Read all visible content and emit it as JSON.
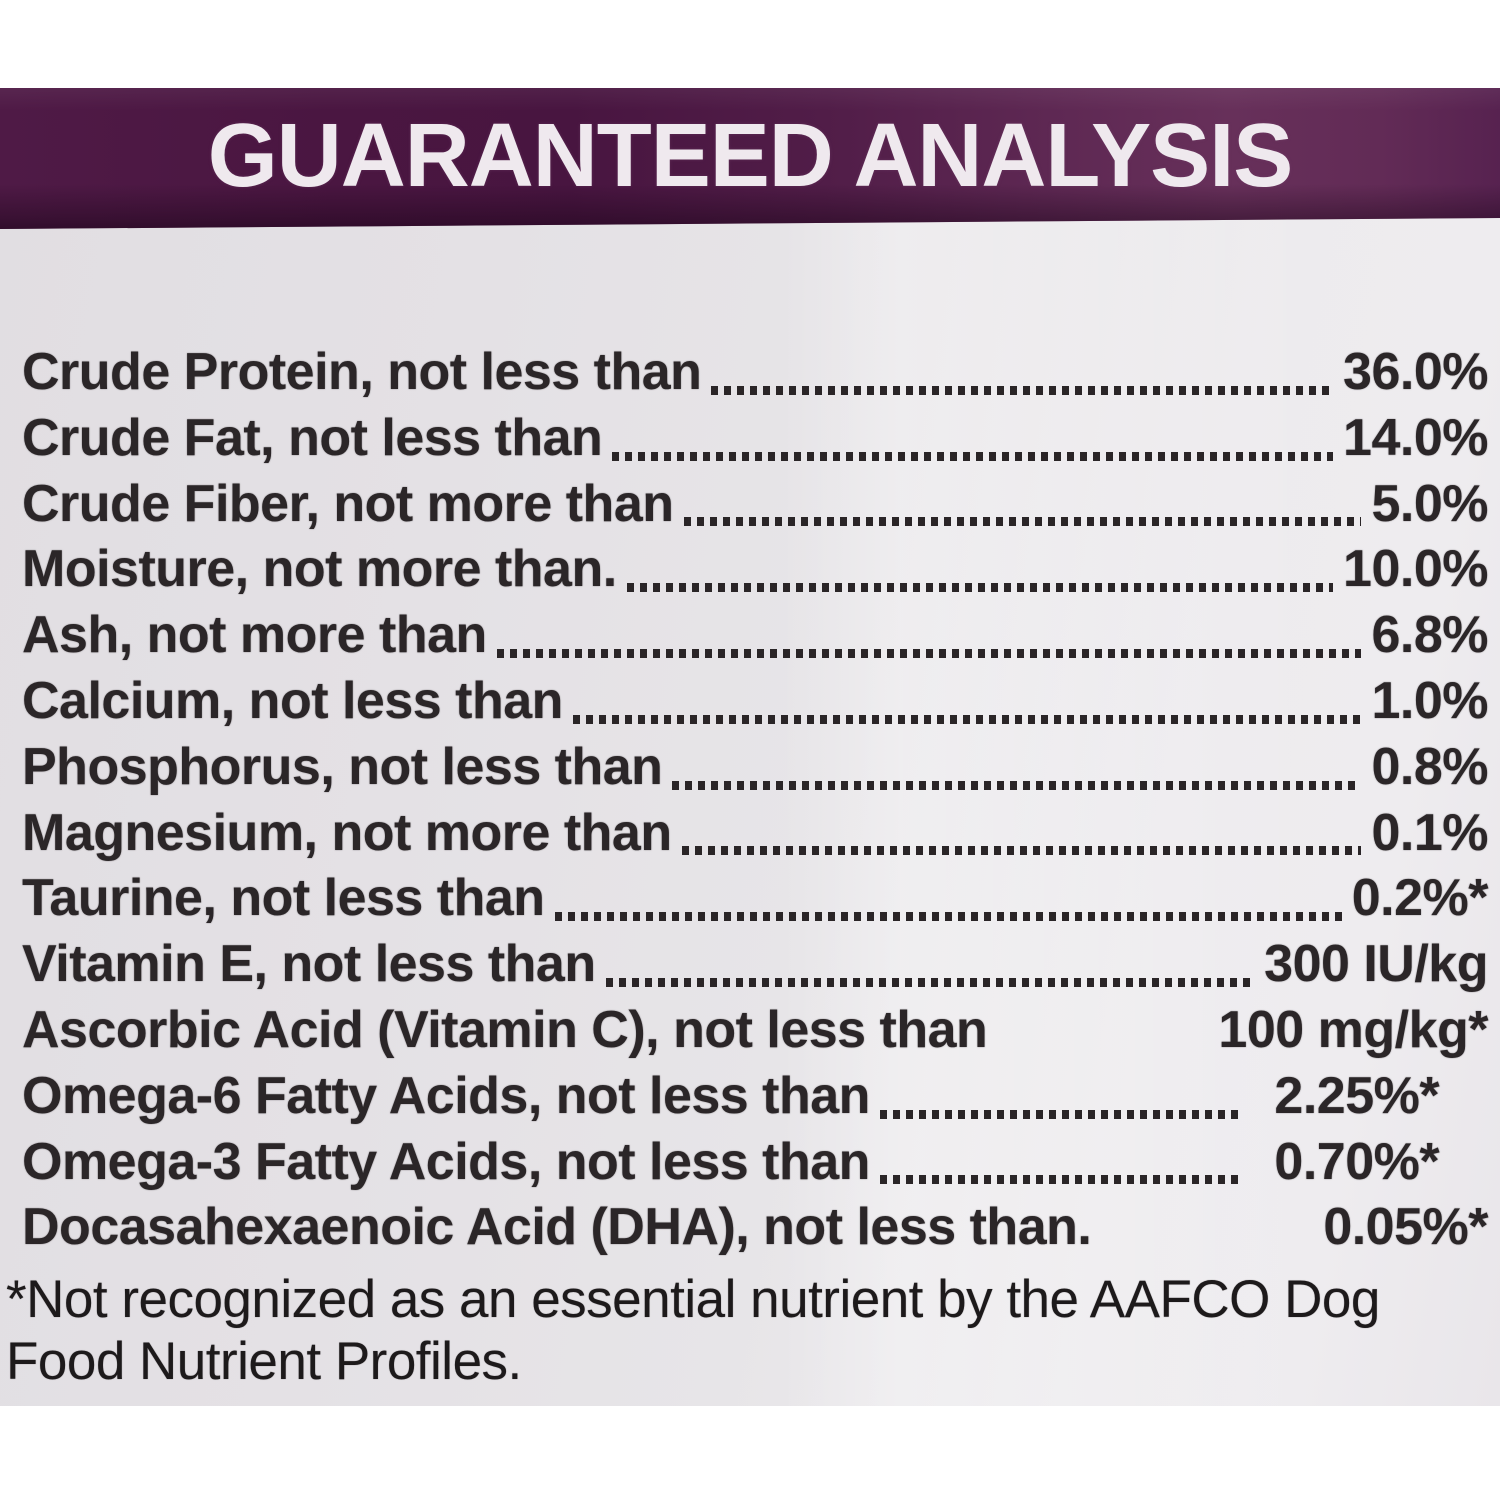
{
  "title": "GUARANTEED ANALYSIS",
  "colors": {
    "banner_purple": "#4a1641",
    "banner_purple_light": "#67305a",
    "label_background": "#e7e5e8",
    "text": "#2b2628"
  },
  "rows": [
    {
      "label": "Crude Protein, not less than",
      "value": "36.0%",
      "leader": "full"
    },
    {
      "label": "Crude Fat, not less than",
      "value": "14.0%",
      "leader": "full"
    },
    {
      "label": "Crude Fiber, not more than",
      "value": "5.0%",
      "leader": "full"
    },
    {
      "label": "Moisture, not more than.",
      "value": "10.0%",
      "leader": "full"
    },
    {
      "label": "Ash, not more than",
      "value": "6.8%",
      "leader": "full"
    },
    {
      "label": "Calcium, not less than",
      "value": "1.0%",
      "leader": "full"
    },
    {
      "label": "Phosphorus, not less than",
      "value": "0.8%",
      "leader": "full"
    },
    {
      "label": "Magnesium, not more than",
      "value": "0.1%",
      "leader": "full"
    },
    {
      "label": "Taurine, not less than",
      "value": "0.2%*",
      "leader": "full"
    },
    {
      "label": "Vitamin E, not less than",
      "value": "300 IU/kg",
      "leader": "full"
    },
    {
      "label": "Ascorbic Acid (Vitamin C), not less than",
      "value": "100 mg/kg*",
      "leader": "none"
    },
    {
      "label": "Omega-6 Fatty Acids, not less than",
      "value": "2.25%*",
      "leader": "short"
    },
    {
      "label": "Omega-3 Fatty Acids, not less than",
      "value": "0.70%*",
      "leader": "short"
    },
    {
      "label": "Docasahexaenoic Acid (DHA), not less than.",
      "value": "0.05%*",
      "leader": "none"
    }
  ],
  "footnote": "*Not recognized as an essential nutrient by the AAFCO Dog Food Nutrient Profiles."
}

━━━━━━━━

## EXERCISE BRIEF
Respond with nothing but the number of lines in the data above that include the word "less".

## EXERCISE RESULT
10